-- Short problem --
Output every entry exactly as written, skipping any pictures.

(Dataset records)
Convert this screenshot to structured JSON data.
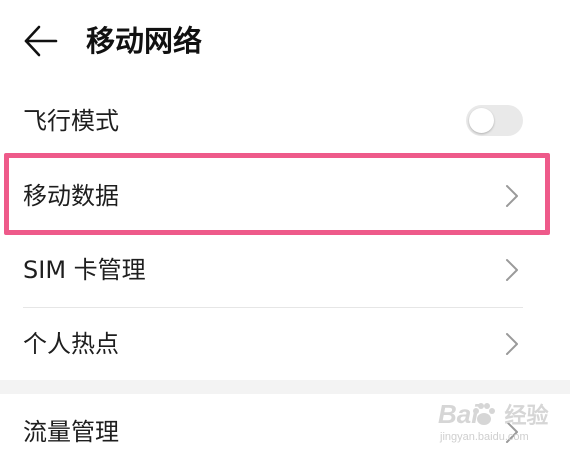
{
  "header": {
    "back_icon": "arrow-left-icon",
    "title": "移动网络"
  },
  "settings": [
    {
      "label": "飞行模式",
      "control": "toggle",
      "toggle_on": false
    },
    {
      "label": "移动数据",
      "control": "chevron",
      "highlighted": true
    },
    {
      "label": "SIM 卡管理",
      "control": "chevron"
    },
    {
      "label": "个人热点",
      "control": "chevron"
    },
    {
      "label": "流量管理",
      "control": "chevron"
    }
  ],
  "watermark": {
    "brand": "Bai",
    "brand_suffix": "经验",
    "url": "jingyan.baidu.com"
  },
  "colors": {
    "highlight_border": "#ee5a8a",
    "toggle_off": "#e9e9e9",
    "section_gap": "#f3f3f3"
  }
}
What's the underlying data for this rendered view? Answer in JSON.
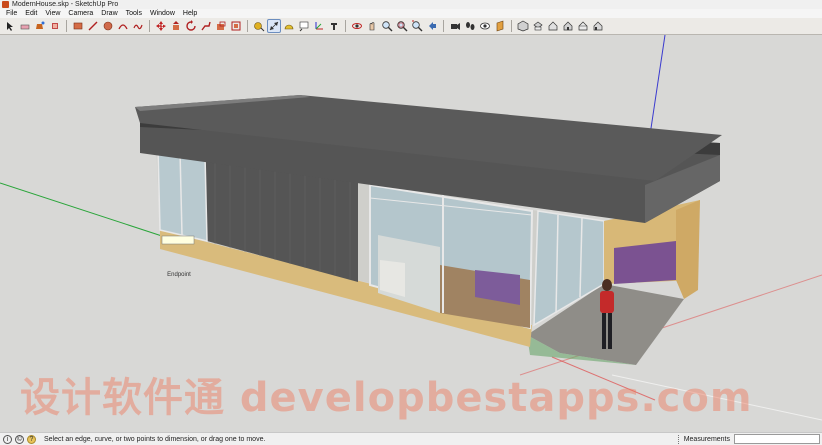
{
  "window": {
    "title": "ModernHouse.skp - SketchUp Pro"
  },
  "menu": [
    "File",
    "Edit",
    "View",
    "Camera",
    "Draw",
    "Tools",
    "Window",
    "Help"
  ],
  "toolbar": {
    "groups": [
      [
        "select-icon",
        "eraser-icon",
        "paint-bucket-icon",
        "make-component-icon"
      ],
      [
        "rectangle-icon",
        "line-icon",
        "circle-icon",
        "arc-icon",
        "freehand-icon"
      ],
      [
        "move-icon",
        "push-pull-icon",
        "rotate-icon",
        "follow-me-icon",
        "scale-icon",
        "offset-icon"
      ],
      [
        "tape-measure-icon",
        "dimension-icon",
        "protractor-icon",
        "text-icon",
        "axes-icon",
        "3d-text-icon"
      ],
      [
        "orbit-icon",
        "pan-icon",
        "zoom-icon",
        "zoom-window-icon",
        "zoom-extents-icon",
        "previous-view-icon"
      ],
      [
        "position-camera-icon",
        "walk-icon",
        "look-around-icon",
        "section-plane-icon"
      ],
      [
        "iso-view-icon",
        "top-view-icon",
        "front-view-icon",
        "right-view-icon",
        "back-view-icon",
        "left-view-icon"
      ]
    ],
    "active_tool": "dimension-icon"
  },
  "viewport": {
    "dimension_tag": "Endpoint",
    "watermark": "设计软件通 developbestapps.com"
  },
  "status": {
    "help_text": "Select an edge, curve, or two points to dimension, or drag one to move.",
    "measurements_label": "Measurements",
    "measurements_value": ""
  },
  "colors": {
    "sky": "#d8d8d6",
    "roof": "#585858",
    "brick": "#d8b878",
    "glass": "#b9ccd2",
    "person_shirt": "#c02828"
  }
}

-- Written solution --
Convert this screenshot to structured JSON data.
{
  "header": {
    "back_icon": "arrow-left-icon",
    "title": "移动网络"
  },
  "settings": [
    {
      "label": "飞行模式",
      "control": "toggle",
      "toggle_on": false
    },
    {
      "label": "移动数据",
      "control": "chevron",
      "highlighted": true
    },
    {
      "label": "SIM 卡管理",
      "control": "chevron"
    },
    {
      "label": "个人热点",
      "control": "chevron"
    },
    {
      "label": "流量管理",
      "control": "chevron"
    }
  ],
  "watermark": {
    "brand": "Bai",
    "brand_suffix": "经验",
    "url": "jingyan.baidu.com"
  },
  "colors": {
    "highlight_border": "#ee5a8a",
    "toggle_off": "#e9e9e9",
    "section_gap": "#f3f3f3"
  }
}
What's the underlying data for this rendered view? Answer in JSON.
{
  "window": {
    "title": "ModernHouse.skp - SketchUp Pro"
  },
  "menu": [
    "File",
    "Edit",
    "View",
    "Camera",
    "Draw",
    "Tools",
    "Window",
    "Help"
  ],
  "toolbar": {
    "groups": [
      [
        "select-icon",
        "eraser-icon",
        "paint-bucket-icon",
        "make-component-icon"
      ],
      [
        "rectangle-icon",
        "line-icon",
        "circle-icon",
        "arc-icon",
        "freehand-icon"
      ],
      [
        "move-icon",
        "push-pull-icon",
        "rotate-icon",
        "follow-me-icon",
        "scale-icon",
        "offset-icon"
      ],
      [
        "tape-measure-icon",
        "dimension-icon",
        "protractor-icon",
        "text-icon",
        "axes-icon",
        "3d-text-icon"
      ],
      [
        "orbit-icon",
        "pan-icon",
        "zoom-icon",
        "zoom-window-icon",
        "zoom-extents-icon",
        "previous-view-icon"
      ],
      [
        "position-camera-icon",
        "walk-icon",
        "look-around-icon",
        "section-plane-icon"
      ],
      [
        "iso-view-icon",
        "top-view-icon",
        "front-view-icon",
        "right-view-icon",
        "back-view-icon",
        "left-view-icon"
      ]
    ],
    "active_tool": "dimension-icon"
  },
  "viewport": {
    "dimension_tag": "Endpoint",
    "watermark": "设计软件通 developbestapps.com"
  },
  "status": {
    "help_text": "Select an edge, curve, or two points to dimension, or drag one to move.",
    "measurements_label": "Measurements",
    "measurements_value": ""
  },
  "colors": {
    "sky": "#d8d8d6",
    "roof": "#585858",
    "brick": "#d8b878",
    "glass": "#b9ccd2",
    "person_shirt": "#c02828"
  }
}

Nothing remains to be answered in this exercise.